## begin SUPPLIED RECORDS

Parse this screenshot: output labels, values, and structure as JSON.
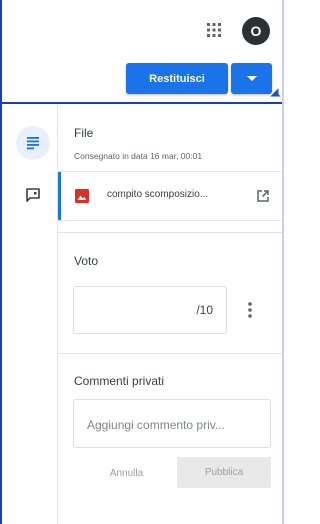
{
  "header": {
    "apps_icon": "grid-apps-icon",
    "avatar_initial": "O",
    "return_label": "Restituisci",
    "dropdown_icon": "caret-down-icon"
  },
  "rail": {
    "file_tab_icon": "notes-icon",
    "feedback_tab_icon": "comment-feedback-icon"
  },
  "file_section": {
    "title": "File",
    "submitted": "Consegnato in data 16 mar, 00:01",
    "attachment": {
      "name": "compito scomposizio...",
      "icon": "image-file-icon",
      "open_icon": "open-in-new-icon"
    }
  },
  "grade_section": {
    "title": "Voto",
    "value": "/10",
    "more_icon": "more-vert-icon"
  },
  "comments_section": {
    "title": "Commenti privati",
    "placeholder": "Aggiungi commento priv...",
    "cancel_label": "Annulla",
    "publish_label": "Pubblica"
  },
  "colors": {
    "accent": "#1a73e8",
    "frame": "#1a3fb5",
    "file_icon": "#d93025"
  }
}
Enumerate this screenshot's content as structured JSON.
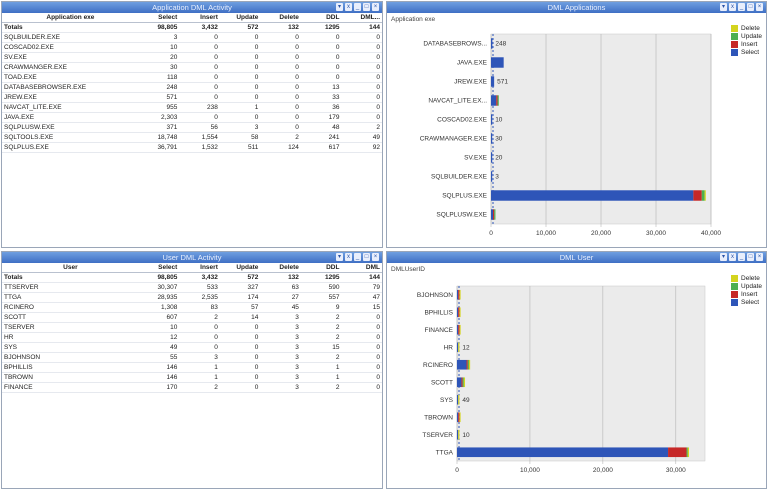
{
  "app_panel": {
    "title": "Application DML Activity",
    "headers": [
      "Application exe",
      "Select",
      "Insert",
      "Update",
      "Delete",
      "DDL",
      "DML..."
    ],
    "totals": [
      "Totals",
      "98,805",
      "3,432",
      "572",
      "132",
      "1295",
      "144"
    ],
    "rows": [
      [
        "SQLBUILDER.EXE",
        "3",
        "0",
        "0",
        "0",
        "0",
        "0"
      ],
      [
        "COSCAD02.EXE",
        "10",
        "0",
        "0",
        "0",
        "0",
        "0"
      ],
      [
        "SV.EXE",
        "20",
        "0",
        "0",
        "0",
        "0",
        "0"
      ],
      [
        "CRAWMANGER.EXE",
        "30",
        "0",
        "0",
        "0",
        "0",
        "0"
      ],
      [
        "TOAD.EXE",
        "118",
        "0",
        "0",
        "0",
        "0",
        "0"
      ],
      [
        "DATABASEBROWSER.EXE",
        "248",
        "0",
        "0",
        "0",
        "13",
        "0"
      ],
      [
        "JREW.EXE",
        "571",
        "0",
        "0",
        "0",
        "33",
        "0"
      ],
      [
        "NAVCAT_LITE.EXE",
        "955",
        "238",
        "1",
        "0",
        "36",
        "0"
      ],
      [
        "JAVA.EXE",
        "2,303",
        "0",
        "0",
        "0",
        "179",
        "0"
      ],
      [
        "SQLPLUSW.EXE",
        "371",
        "56",
        "3",
        "0",
        "48",
        "2"
      ],
      [
        "SQLTOOLS.EXE",
        "18,748",
        "1,554",
        "58",
        "2",
        "241",
        "49"
      ],
      [
        "SQLPLUS.EXE",
        "36,791",
        "1,532",
        "511",
        "124",
        "617",
        "92"
      ]
    ]
  },
  "user_panel": {
    "title": "User DML Activity",
    "headers": [
      "User",
      "Select",
      "Insert",
      "Update",
      "Delete",
      "DDL",
      "DML"
    ],
    "totals": [
      "Totals",
      "98,805",
      "3,432",
      "572",
      "132",
      "1295",
      "144"
    ],
    "rows": [
      [
        "TTSERVER",
        "30,307",
        "533",
        "327",
        "63",
        "590",
        "79"
      ],
      [
        "TTGA",
        "28,935",
        "2,535",
        "174",
        "27",
        "557",
        "47"
      ],
      [
        "RCINERO",
        "1,308",
        "83",
        "57",
        "45",
        "9",
        "15"
      ],
      [
        "SCOTT",
        "607",
        "2",
        "14",
        "3",
        "2",
        "0"
      ],
      [
        "TSERVER",
        "10",
        "0",
        "0",
        "3",
        "2",
        "0"
      ],
      [
        "HR",
        "12",
        "0",
        "0",
        "3",
        "2",
        "0"
      ],
      [
        "SYS",
        "49",
        "0",
        "0",
        "3",
        "15",
        "0"
      ],
      [
        "BJOHNSON",
        "55",
        "3",
        "0",
        "3",
        "2",
        "0"
      ],
      [
        "BPHILLIS",
        "146",
        "1",
        "0",
        "3",
        "1",
        "0"
      ],
      [
        "TBROWN",
        "146",
        "1",
        "0",
        "3",
        "1",
        "0"
      ],
      [
        "FINANCE",
        "170",
        "2",
        "0",
        "3",
        "2",
        "0"
      ]
    ]
  },
  "app_chart_panel": {
    "title": "DML Applications",
    "dim_label": "Application exe"
  },
  "user_chart_panel": {
    "title": "DML User",
    "dim_label": "DMLUserID"
  },
  "legend": [
    {
      "name": "Delete",
      "color": "#d4d41e"
    },
    {
      "name": "Update",
      "color": "#4caf50"
    },
    {
      "name": "Insert",
      "color": "#c62828"
    },
    {
      "name": "Select",
      "color": "#2e55b8"
    }
  ],
  "title_icons": [
    "filter-icon",
    "xl-icon",
    "minimize-icon",
    "maximize-icon",
    "close-icon"
  ],
  "chart_data": [
    {
      "type": "bar",
      "orientation": "horizontal",
      "stacked": true,
      "categories": [
        "DATABASEBROWS...",
        "JAVA.EXE",
        "JREW.EXE",
        "NAVCAT_LITE.EX...",
        "COSCAD02.EXE",
        "CRAWMANAGER.EXE",
        "SV.EXE",
        "SQLBUILDER.EXE",
        "SQLPLUS.EXE",
        "SQLPLUSW.EXE"
      ],
      "data_labels": [
        "248",
        "",
        "571",
        "",
        "10",
        "30",
        "20",
        "3",
        "",
        ""
      ],
      "series": [
        {
          "name": "Select",
          "values": [
            248,
            2303,
            571,
            955,
            10,
            30,
            20,
            3,
            36791,
            371
          ]
        },
        {
          "name": "Insert",
          "values": [
            0,
            0,
            0,
            238,
            0,
            0,
            0,
            0,
            1532,
            56
          ]
        },
        {
          "name": "Update",
          "values": [
            0,
            0,
            0,
            1,
            0,
            0,
            0,
            0,
            511,
            3
          ]
        },
        {
          "name": "Delete",
          "values": [
            0,
            0,
            0,
            0,
            0,
            0,
            0,
            0,
            124,
            0
          ]
        }
      ],
      "xticks": [
        "0",
        "10,000",
        "20,000",
        "30,000",
        "40,000"
      ],
      "xlim": [
        0,
        40000
      ]
    },
    {
      "type": "bar",
      "orientation": "horizontal",
      "stacked": true,
      "categories": [
        "BJOHNSON",
        "BPHILLIS",
        "FINANCE",
        "HR",
        "RCINERO",
        "SCOTT",
        "SYS",
        "TBROWN",
        "TSERVER",
        "TTGA"
      ],
      "data_labels": [
        "",
        "",
        "",
        "12",
        "",
        "",
        "49",
        "",
        "10",
        ""
      ],
      "series": [
        {
          "name": "Select",
          "values": [
            55,
            146,
            170,
            12,
            1308,
            607,
            49,
            146,
            10,
            28935
          ]
        },
        {
          "name": "Insert",
          "values": [
            3,
            1,
            2,
            0,
            83,
            2,
            0,
            1,
            0,
            2535
          ]
        },
        {
          "name": "Update",
          "values": [
            0,
            0,
            0,
            0,
            57,
            14,
            0,
            0,
            0,
            174
          ]
        },
        {
          "name": "Delete",
          "values": [
            3,
            3,
            3,
            3,
            45,
            3,
            3,
            3,
            3,
            27
          ]
        }
      ],
      "xticks": [
        "0",
        "10,000",
        "20,000",
        "30,000"
      ],
      "xlim": [
        0,
        34000
      ]
    }
  ]
}
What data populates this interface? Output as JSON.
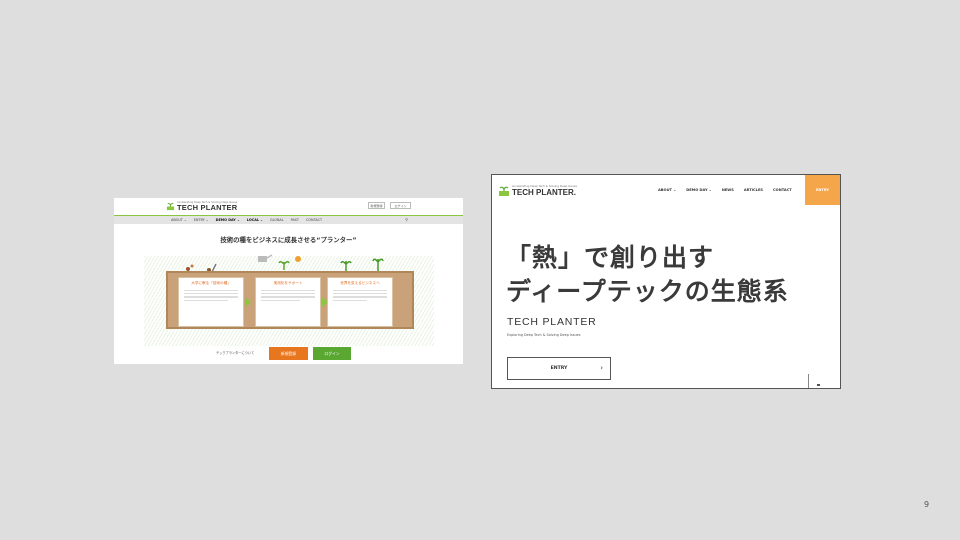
{
  "left_site": {
    "logo_tagline": "Accelerating Deep Tech & Solving Deep Issues",
    "logo_name": "TECH PLANTER",
    "header_buttons": [
      "新規登録",
      "ログイン"
    ],
    "nav_items": [
      {
        "label": "ABOUT ⌄",
        "bold": false
      },
      {
        "label": "ENTRY ⌄",
        "bold": false
      },
      {
        "label": "DEMO DAY ⌄",
        "bold": true
      },
      {
        "label": "LOCAL ⌄",
        "bold": true
      },
      {
        "label": "GLOBAL",
        "bold": false
      },
      {
        "label": "PAST",
        "bold": false
      },
      {
        "label": "CONTACT",
        "bold": false
      }
    ],
    "hero_title": "技術の種をビジネスに成長させる“プランター”",
    "steps": [
      {
        "title": "大学に眠る「技術の種」"
      },
      {
        "title": "実用化をサポート"
      },
      {
        "title": "世界を変えるビジネスへ"
      }
    ],
    "footer_link": "テックプランターについて",
    "register_button": "新規登録",
    "login_button": "ログイン",
    "colors": {
      "accent_green": "#8cc63f",
      "orange": "#e8761e",
      "login_green": "#5aa832"
    }
  },
  "right_site": {
    "logo_tagline": "Accelerating Deep Tech & Solving Deep Issues",
    "logo_name": "TECH PLANTER.",
    "nav_items": [
      "ABOUT ⌄",
      "DEMO DAY ⌄",
      "NEWS",
      "ARTICLES",
      "CONTACT"
    ],
    "entry_top": "ENTRY",
    "headline_line1": "「熱」で創り出す",
    "headline_line2": "ディープテックの生態系",
    "brand": "TECH PLANTER",
    "subtitle": "Exploring Deep Tech & Solving Deep Issues",
    "entry_button": "ENTRY",
    "entry_chevron": "›",
    "colors": {
      "entry_orange": "#f5a54a"
    }
  },
  "page_number": "9"
}
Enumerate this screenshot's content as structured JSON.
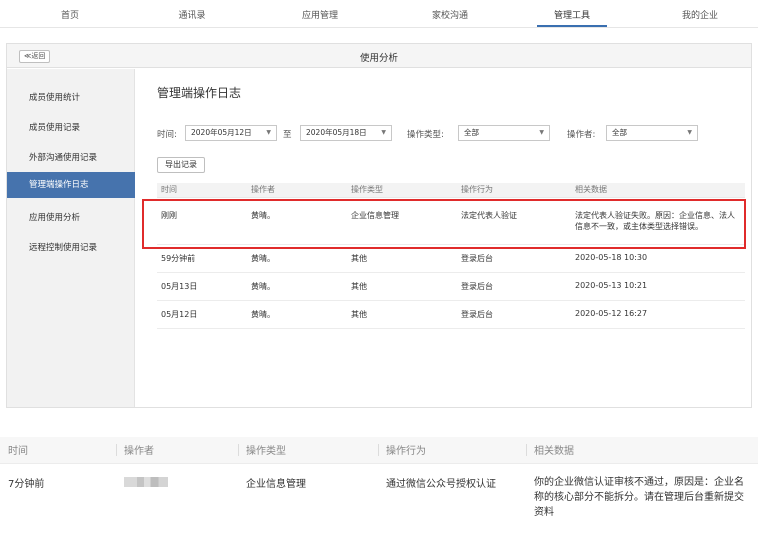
{
  "topnav": {
    "items": [
      "首页",
      "通讯录",
      "应用管理",
      "家校沟通",
      "管理工具",
      "我的企业"
    ],
    "active_index": 4
  },
  "panel": {
    "back_label": "≪返回",
    "title": "使用分析"
  },
  "sidebar": {
    "items": [
      "成员使用统计",
      "成员使用记录",
      "外部沟通使用记录",
      "管理端操作日志",
      "应用使用分析",
      "远程控制使用记录"
    ],
    "active_index": 3
  },
  "main": {
    "title": "管理端操作日志",
    "filters": {
      "time_label": "时间:",
      "start_date": "2020年05月12日",
      "to_label": "至",
      "end_date": "2020年05月18日",
      "type_label": "操作类型:",
      "type_value": "全部",
      "operator_label": "操作者:",
      "operator_value": "全部"
    },
    "export_label": "导出记录",
    "table": {
      "headers": [
        "时间",
        "操作者",
        "操作类型",
        "操作行为",
        "相关数据"
      ],
      "rows": [
        [
          "刚刚",
          "黄晴。",
          "企业信息管理",
          "法定代表人验证",
          "法定代表人验证失败。原因：企业信息、法人信息不一致，或主体类型选择错误。"
        ],
        [
          "59分钟前",
          "黄晴。",
          "其他",
          "登录后台",
          "2020-05-18 10:30"
        ],
        [
          "05月13日",
          "黄晴。",
          "其他",
          "登录后台",
          "2020-05-13 10:21"
        ],
        [
          "05月12日",
          "黄晴。",
          "其他",
          "登录后台",
          "2020-05-12 16:27"
        ]
      ]
    }
  },
  "detail": {
    "headers": [
      "时间",
      "操作者",
      "操作类型",
      "操作行为",
      "相关数据"
    ],
    "row": [
      "7分钟前",
      "",
      "企业信息管理",
      "通过微信公众号授权认证",
      "你的企业微信认证审核不通过，原因是：企业名称的核心部分不能拆分。请在管理后台重新提交资料"
    ]
  },
  "colors": {
    "accent": "#4673ad",
    "highlight": "#e02b2b"
  }
}
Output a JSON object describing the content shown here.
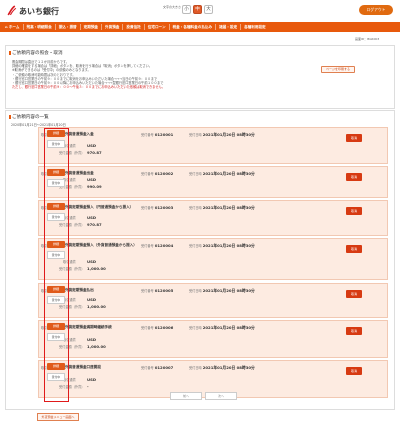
{
  "header": {
    "bank_name": "あいち銀行",
    "font_size_label": "文字の大きさ",
    "font_sizes": [
      "小",
      "中",
      "大"
    ],
    "logout_label": "ログアウト"
  },
  "nav": {
    "items": [
      "ホーム",
      "残高・明細照会",
      "振込・振替",
      "定期預金",
      "外貨預金",
      "投資信託",
      "住宅ローン",
      "税金・各種料金の払込み",
      "諸届・設定",
      "各種利用設定"
    ]
  },
  "screen_id": "画面ID：BGR003",
  "main": {
    "title": "ご依頼内容の照会・取消",
    "info": [
      "照会期間は直近で１２か月前からです。",
      "詳細の確認をする場合は「詳細」ボタンを、取消を行う場合は「取消」ボタンを押してください。",
      "※取消ができるのは「受付中」の依頼のみとなります。",
      "・ご依頼の取消可能時間は次のとおりです。",
      "・銀行窓口営業日の午前９：００までに取消をお申込みいただいた場合→→→当日の午前９：００まで",
      "・銀行窓口営業日の午前９：００以降にお申込みいただいた場合→→→翌銀行窓口営業日の午前１００まで",
      "ただし、銀行窓口営業日の午前９：００～午後３：００までにお申込みいただいた依頼は取消できません。"
    ],
    "print_label": "ページを印刷する"
  },
  "list": {
    "title": "ご依頼内容の一覧",
    "period": "2020年01月21日～2021年01月20日",
    "labels": {
      "type": "取引内容",
      "receipt_no": "受付番号",
      "receipt_date": "受付日時",
      "currency": "取引通貨",
      "amount": "受付金額（外貨）"
    },
    "detail_label": "詳細",
    "cancel_label": "取消",
    "items": [
      {
        "type": "外貨普通預金入金",
        "receipt_no": "0120001",
        "date": "2021年01月20日 08時30分",
        "currency": "USD",
        "amount": "970.87",
        "status": "受付中"
      },
      {
        "type": "外貨普通預金出金",
        "receipt_no": "0120002",
        "date": "2021年01月20日 08時30分",
        "currency": "USD",
        "amount": "990.09",
        "status": "受付中"
      },
      {
        "type": "外貨定期預金預入（円普通預金から振入）",
        "receipt_no": "0120003",
        "date": "2021年01月20日 08時30分",
        "currency": "USD",
        "amount": "970.87",
        "status": "受付中"
      },
      {
        "type": "外貨定期預金預入（外貨普通預金から振入）",
        "receipt_no": "0120004",
        "date": "2021年01月20日 08時30分",
        "currency": "USD",
        "amount": "1,000.00",
        "status": "受付中"
      },
      {
        "type": "外貨定期預金払出",
        "receipt_no": "0120005",
        "date": "2021年01月20日 08時30分",
        "currency": "USD",
        "amount": "1,000.00",
        "status": "受付中"
      },
      {
        "type": "外貨定期預金満期時継続手続",
        "receipt_no": "0120006",
        "date": "2021年01月20日 08時30分",
        "currency": "USD",
        "amount": "1,000.00",
        "status": "受付中"
      },
      {
        "type": "外貨普通預金口座開設",
        "receipt_no": "0120007",
        "date": "2021年01月20日 08時30分",
        "currency": "USD",
        "amount": "-",
        "status": "受付中"
      }
    ],
    "prev_label": "前へ",
    "next_label": "次へ"
  },
  "footer": {
    "back_label": "外貨預金メニュー画面へ"
  },
  "colors": {
    "brand": "#e8590c",
    "row_bg": "#fdebe1",
    "cancel": "#d73a12",
    "highlight": "#e01a1a"
  }
}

## end SUPPLIED RECORDS

> _WHAT THE EXERCISE ASKS_: Check each line above for the word "外貨定期預金預入" and give the number of lines that have it, nothing else.

> _WRITTEN RESPONSE_: 2